» Figure content listings:
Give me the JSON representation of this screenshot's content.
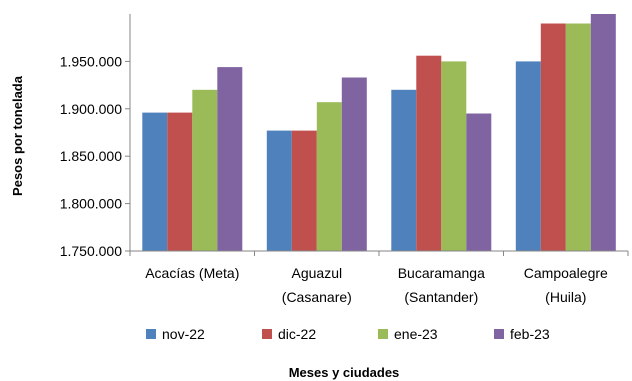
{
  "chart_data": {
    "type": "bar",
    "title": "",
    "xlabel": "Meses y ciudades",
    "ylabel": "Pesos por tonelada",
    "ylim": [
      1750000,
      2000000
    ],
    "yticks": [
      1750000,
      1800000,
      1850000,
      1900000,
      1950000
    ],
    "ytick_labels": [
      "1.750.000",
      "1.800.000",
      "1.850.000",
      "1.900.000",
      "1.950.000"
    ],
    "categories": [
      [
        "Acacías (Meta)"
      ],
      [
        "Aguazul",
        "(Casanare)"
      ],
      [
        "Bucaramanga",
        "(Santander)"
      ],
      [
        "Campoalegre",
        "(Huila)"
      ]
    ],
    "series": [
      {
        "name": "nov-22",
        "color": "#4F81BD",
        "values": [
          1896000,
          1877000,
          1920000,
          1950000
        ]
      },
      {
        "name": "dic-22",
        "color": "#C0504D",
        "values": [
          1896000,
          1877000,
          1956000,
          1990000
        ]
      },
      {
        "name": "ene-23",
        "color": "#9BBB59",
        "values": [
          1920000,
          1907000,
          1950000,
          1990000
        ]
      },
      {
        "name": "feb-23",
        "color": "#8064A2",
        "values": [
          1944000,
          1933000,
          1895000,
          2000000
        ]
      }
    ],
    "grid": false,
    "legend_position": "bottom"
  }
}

» EXERCISE PROMPT: Above are records with pictures; repeat the records exactly and leave the pictures out.

» THE RESULT:
Give me the JSON representation of this screenshot's content.
{
  "chart_data": {
    "type": "bar",
    "title": "",
    "xlabel": "Meses y ciudades",
    "ylabel": "Pesos por tonelada",
    "ylim": [
      1750000,
      2000000
    ],
    "yticks": [
      1750000,
      1800000,
      1850000,
      1900000,
      1950000
    ],
    "ytick_labels": [
      "1.750.000",
      "1.800.000",
      "1.850.000",
      "1.900.000",
      "1.950.000"
    ],
    "categories": [
      [
        "Acacías (Meta)"
      ],
      [
        "Aguazul",
        "(Casanare)"
      ],
      [
        "Bucaramanga",
        "(Santander)"
      ],
      [
        "Campoalegre",
        "(Huila)"
      ]
    ],
    "series": [
      {
        "name": "nov-22",
        "color": "#4F81BD",
        "values": [
          1896000,
          1877000,
          1920000,
          1950000
        ]
      },
      {
        "name": "dic-22",
        "color": "#C0504D",
        "values": [
          1896000,
          1877000,
          1956000,
          1990000
        ]
      },
      {
        "name": "ene-23",
        "color": "#9BBB59",
        "values": [
          1920000,
          1907000,
          1950000,
          1990000
        ]
      },
      {
        "name": "feb-23",
        "color": "#8064A2",
        "values": [
          1944000,
          1933000,
          1895000,
          2000000
        ]
      }
    ],
    "grid": false,
    "legend_position": "bottom"
  }
}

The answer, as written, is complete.